Directions -
Go through the listing and return every line with "JSON" in it.

Supplied data -
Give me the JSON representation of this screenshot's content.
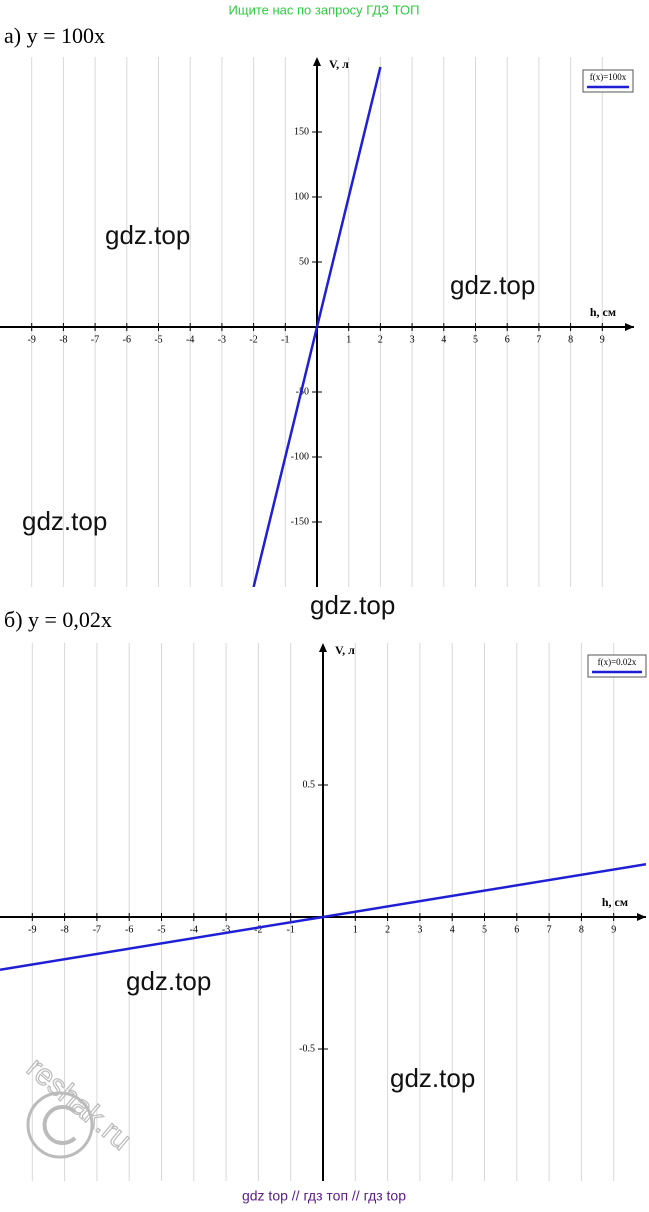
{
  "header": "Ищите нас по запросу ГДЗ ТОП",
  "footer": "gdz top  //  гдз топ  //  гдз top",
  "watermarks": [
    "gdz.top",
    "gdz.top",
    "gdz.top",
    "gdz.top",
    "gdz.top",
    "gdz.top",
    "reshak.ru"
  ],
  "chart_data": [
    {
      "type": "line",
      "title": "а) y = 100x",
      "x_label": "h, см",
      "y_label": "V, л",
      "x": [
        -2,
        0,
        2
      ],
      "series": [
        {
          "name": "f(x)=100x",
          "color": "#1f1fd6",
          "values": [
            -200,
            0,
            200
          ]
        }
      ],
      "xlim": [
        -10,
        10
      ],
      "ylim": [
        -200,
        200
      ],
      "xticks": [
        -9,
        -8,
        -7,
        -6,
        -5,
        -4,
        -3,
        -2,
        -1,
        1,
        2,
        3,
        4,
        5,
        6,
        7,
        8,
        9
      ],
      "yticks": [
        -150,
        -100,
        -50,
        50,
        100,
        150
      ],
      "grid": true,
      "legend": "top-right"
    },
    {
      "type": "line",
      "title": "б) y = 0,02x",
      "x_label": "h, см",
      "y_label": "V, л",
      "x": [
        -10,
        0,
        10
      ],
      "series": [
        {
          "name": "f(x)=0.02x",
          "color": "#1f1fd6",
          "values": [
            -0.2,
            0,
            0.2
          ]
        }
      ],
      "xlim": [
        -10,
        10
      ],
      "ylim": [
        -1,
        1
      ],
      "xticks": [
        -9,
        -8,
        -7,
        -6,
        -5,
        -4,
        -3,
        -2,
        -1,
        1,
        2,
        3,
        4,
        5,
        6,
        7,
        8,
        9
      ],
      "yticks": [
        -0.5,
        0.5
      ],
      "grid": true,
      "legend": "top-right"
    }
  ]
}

---

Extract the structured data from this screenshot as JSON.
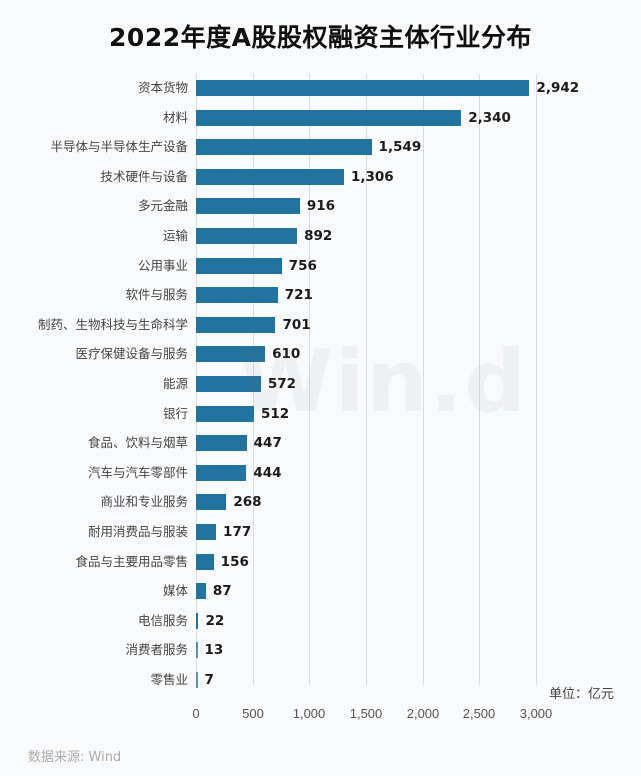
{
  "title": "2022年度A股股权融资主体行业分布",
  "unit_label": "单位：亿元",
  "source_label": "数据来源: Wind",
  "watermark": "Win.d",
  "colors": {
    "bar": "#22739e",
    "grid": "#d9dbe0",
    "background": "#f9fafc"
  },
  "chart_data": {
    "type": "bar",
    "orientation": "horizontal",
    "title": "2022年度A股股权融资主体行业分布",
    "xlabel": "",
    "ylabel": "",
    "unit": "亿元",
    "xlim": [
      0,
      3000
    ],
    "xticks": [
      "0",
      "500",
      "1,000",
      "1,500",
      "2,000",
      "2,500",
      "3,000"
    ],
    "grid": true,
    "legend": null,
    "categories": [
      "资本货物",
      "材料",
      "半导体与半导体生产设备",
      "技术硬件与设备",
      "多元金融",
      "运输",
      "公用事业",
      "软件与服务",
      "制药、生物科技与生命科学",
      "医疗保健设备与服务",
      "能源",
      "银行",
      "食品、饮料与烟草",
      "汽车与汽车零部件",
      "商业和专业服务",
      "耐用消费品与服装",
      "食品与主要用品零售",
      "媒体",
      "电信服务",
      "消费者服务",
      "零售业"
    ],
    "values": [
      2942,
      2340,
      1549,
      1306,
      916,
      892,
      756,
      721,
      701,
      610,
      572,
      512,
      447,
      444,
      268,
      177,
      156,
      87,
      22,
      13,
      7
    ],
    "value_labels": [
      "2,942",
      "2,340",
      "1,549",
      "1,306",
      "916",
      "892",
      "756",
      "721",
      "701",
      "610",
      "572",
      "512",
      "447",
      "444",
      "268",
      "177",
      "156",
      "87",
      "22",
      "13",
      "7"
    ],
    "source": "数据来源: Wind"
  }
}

Task response -
Give me the JSON representation of this screenshot's content.
Extract the structured data from this screenshot as JSON.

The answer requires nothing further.